#### [Task goal]
Reproduce every one of the records below verbatim, line by line, with no changes.

#### [Input records]
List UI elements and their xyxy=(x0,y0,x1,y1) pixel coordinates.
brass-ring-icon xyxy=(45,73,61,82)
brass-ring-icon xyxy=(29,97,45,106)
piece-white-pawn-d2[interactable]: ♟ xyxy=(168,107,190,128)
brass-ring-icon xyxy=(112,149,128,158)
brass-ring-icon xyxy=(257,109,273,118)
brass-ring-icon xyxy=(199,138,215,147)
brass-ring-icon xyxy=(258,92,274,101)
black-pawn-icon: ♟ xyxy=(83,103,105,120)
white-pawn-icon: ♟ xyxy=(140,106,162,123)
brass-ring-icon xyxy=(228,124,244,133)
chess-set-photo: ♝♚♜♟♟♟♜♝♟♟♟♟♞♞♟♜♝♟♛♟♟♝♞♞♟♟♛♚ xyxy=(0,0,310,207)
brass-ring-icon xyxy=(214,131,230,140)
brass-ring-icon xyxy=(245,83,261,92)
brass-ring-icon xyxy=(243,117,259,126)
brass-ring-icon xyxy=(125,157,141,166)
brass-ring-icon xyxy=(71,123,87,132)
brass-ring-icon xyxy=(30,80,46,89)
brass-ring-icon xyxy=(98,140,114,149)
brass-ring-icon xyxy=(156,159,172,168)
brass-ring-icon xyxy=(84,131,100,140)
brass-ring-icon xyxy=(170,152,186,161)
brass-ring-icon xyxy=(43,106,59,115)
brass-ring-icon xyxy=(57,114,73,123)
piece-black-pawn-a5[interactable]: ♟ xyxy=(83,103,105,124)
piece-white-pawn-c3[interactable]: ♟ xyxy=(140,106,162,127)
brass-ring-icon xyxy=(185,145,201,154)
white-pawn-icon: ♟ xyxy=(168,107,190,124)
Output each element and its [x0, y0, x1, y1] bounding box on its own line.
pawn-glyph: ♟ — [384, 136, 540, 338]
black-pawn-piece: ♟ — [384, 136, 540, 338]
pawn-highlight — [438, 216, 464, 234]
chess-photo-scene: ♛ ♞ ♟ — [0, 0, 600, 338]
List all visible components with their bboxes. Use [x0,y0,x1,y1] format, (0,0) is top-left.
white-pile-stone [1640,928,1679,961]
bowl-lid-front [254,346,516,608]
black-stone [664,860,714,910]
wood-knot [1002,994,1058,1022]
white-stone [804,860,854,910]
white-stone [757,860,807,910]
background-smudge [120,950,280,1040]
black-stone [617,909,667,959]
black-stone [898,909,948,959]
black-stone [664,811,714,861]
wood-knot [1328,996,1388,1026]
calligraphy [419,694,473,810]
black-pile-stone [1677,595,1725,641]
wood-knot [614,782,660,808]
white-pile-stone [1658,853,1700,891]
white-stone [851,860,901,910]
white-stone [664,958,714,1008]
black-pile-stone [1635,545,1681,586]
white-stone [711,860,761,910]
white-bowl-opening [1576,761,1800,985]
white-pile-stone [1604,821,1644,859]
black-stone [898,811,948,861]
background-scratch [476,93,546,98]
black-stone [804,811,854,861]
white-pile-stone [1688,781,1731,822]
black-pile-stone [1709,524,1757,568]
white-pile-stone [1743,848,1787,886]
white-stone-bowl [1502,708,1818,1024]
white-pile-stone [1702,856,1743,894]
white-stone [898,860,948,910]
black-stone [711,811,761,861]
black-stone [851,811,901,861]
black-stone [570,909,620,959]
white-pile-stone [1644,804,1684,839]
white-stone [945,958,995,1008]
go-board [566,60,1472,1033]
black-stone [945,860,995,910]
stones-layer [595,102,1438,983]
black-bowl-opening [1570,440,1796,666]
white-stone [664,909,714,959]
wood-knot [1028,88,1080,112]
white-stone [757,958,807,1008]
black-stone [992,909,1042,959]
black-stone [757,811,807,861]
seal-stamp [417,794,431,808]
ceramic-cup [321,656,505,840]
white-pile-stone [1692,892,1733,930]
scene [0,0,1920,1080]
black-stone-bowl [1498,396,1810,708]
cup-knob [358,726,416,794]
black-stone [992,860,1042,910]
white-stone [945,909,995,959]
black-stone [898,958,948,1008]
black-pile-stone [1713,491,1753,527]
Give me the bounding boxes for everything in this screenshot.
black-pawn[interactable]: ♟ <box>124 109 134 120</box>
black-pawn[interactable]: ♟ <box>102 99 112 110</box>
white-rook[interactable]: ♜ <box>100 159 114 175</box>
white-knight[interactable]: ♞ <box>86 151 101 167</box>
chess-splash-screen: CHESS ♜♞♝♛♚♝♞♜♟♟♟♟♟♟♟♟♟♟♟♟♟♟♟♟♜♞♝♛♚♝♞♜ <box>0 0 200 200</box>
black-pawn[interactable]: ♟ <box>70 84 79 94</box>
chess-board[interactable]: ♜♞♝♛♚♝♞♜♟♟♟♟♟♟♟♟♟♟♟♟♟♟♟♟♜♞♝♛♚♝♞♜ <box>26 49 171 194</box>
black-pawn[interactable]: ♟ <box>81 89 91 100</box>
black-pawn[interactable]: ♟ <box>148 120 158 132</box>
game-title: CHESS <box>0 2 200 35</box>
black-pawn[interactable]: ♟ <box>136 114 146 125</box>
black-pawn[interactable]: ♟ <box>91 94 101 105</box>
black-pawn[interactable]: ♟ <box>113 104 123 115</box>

#### [Written solution]
List UI elements and their xyxy=(x0,y0,x1,y1) pixel coordinates.
brass-ring-icon xyxy=(45,73,61,82)
brass-ring-icon xyxy=(29,97,45,106)
piece-white-pawn-d2[interactable]: ♟ xyxy=(168,107,190,128)
brass-ring-icon xyxy=(112,149,128,158)
brass-ring-icon xyxy=(257,109,273,118)
brass-ring-icon xyxy=(199,138,215,147)
brass-ring-icon xyxy=(258,92,274,101)
black-pawn-icon: ♟ xyxy=(83,103,105,120)
white-pawn-icon: ♟ xyxy=(140,106,162,123)
brass-ring-icon xyxy=(228,124,244,133)
chess-set-photo: ♝♚♜♟♟♟♜♝♟♟♟♟♞♞♟♜♝♟♛♟♟♝♞♞♟♟♛♚ xyxy=(0,0,310,207)
brass-ring-icon xyxy=(214,131,230,140)
brass-ring-icon xyxy=(245,83,261,92)
brass-ring-icon xyxy=(243,117,259,126)
brass-ring-icon xyxy=(125,157,141,166)
brass-ring-icon xyxy=(71,123,87,132)
brass-ring-icon xyxy=(30,80,46,89)
brass-ring-icon xyxy=(98,140,114,149)
brass-ring-icon xyxy=(156,159,172,168)
brass-ring-icon xyxy=(84,131,100,140)
brass-ring-icon xyxy=(170,152,186,161)
brass-ring-icon xyxy=(43,106,59,115)
brass-ring-icon xyxy=(57,114,73,123)
piece-black-pawn-a5[interactable]: ♟ xyxy=(83,103,105,124)
piece-white-pawn-c3[interactable]: ♟ xyxy=(140,106,162,127)
brass-ring-icon xyxy=(185,145,201,154)
white-pawn-icon: ♟ xyxy=(168,107,190,124)
Output each element and its [x0, y0, x1, y1] bounding box on its own line.
pawn-glyph: ♟ — [384, 136, 540, 338]
black-pawn-piece: ♟ — [384, 136, 540, 338]
pawn-highlight — [438, 216, 464, 234]
chess-photo-scene: ♛ ♞ ♟ — [0, 0, 600, 338]
List all visible components with their bboxes. Use [x0,y0,x1,y1] format, (0,0) is top-left.
white-pile-stone [1640,928,1679,961]
bowl-lid-front [254,346,516,608]
black-stone [664,860,714,910]
wood-knot [1002,994,1058,1022]
white-stone [804,860,854,910]
white-stone [757,860,807,910]
background-smudge [120,950,280,1040]
black-stone [617,909,667,959]
black-stone [898,909,948,959]
black-stone [664,811,714,861]
wood-knot [1328,996,1388,1026]
calligraphy [419,694,473,810]
black-pile-stone [1677,595,1725,641]
wood-knot [614,782,660,808]
white-pile-stone [1658,853,1700,891]
white-stone [851,860,901,910]
white-stone [664,958,714,1008]
black-pile-stone [1635,545,1681,586]
white-stone [711,860,761,910]
white-bowl-opening [1576,761,1800,985]
white-pile-stone [1604,821,1644,859]
black-stone [898,811,948,861]
background-scratch [476,93,546,98]
black-stone [804,811,854,861]
white-pile-stone [1688,781,1731,822]
black-pile-stone [1709,524,1757,568]
white-pile-stone [1743,848,1787,886]
white-stone-bowl [1502,708,1818,1024]
white-pile-stone [1702,856,1743,894]
white-stone [898,860,948,910]
black-stone [711,811,761,861]
black-stone [851,811,901,861]
black-stone [570,909,620,959]
white-pile-stone [1644,804,1684,839]
white-stone [945,958,995,1008]
go-board [566,60,1472,1033]
black-stone [945,860,995,910]
stones-layer [595,102,1438,983]
black-bowl-opening [1570,440,1796,666]
white-stone [664,909,714,959]
wood-knot [1028,88,1080,112]
white-stone [757,958,807,1008]
black-stone [992,909,1042,959]
black-stone [757,811,807,861]
seal-stamp [417,794,431,808]
ceramic-cup [321,656,505,840]
white-pile-stone [1692,892,1733,930]
scene [0,0,1920,1080]
black-stone-bowl [1498,396,1810,708]
cup-knob [358,726,416,794]
black-stone [992,860,1042,910]
white-stone [945,909,995,959]
black-stone [898,958,948,1008]
black-pile-stone [1713,491,1753,527]
Give me the bounding boxes for everything in this screenshot.
black-pawn[interactable]: ♟ <box>124 109 134 120</box>
black-pawn[interactable]: ♟ <box>102 99 112 110</box>
white-rook[interactable]: ♜ <box>100 159 114 175</box>
white-knight[interactable]: ♞ <box>86 151 101 167</box>
chess-splash-screen: CHESS ♜♞♝♛♚♝♞♜♟♟♟♟♟♟♟♟♟♟♟♟♟♟♟♟♜♞♝♛♚♝♞♜ <box>0 0 200 200</box>
black-pawn[interactable]: ♟ <box>70 84 79 94</box>
chess-board[interactable]: ♜♞♝♛♚♝♞♜♟♟♟♟♟♟♟♟♟♟♟♟♟♟♟♟♜♞♝♛♚♝♞♜ <box>26 49 171 194</box>
black-pawn[interactable]: ♟ <box>81 89 91 100</box>
black-pawn[interactable]: ♟ <box>148 120 158 132</box>
game-title: CHESS <box>0 2 200 35</box>
black-pawn[interactable]: ♟ <box>136 114 146 125</box>
black-pawn[interactable]: ♟ <box>91 94 101 105</box>
black-pawn[interactable]: ♟ <box>113 104 123 115</box>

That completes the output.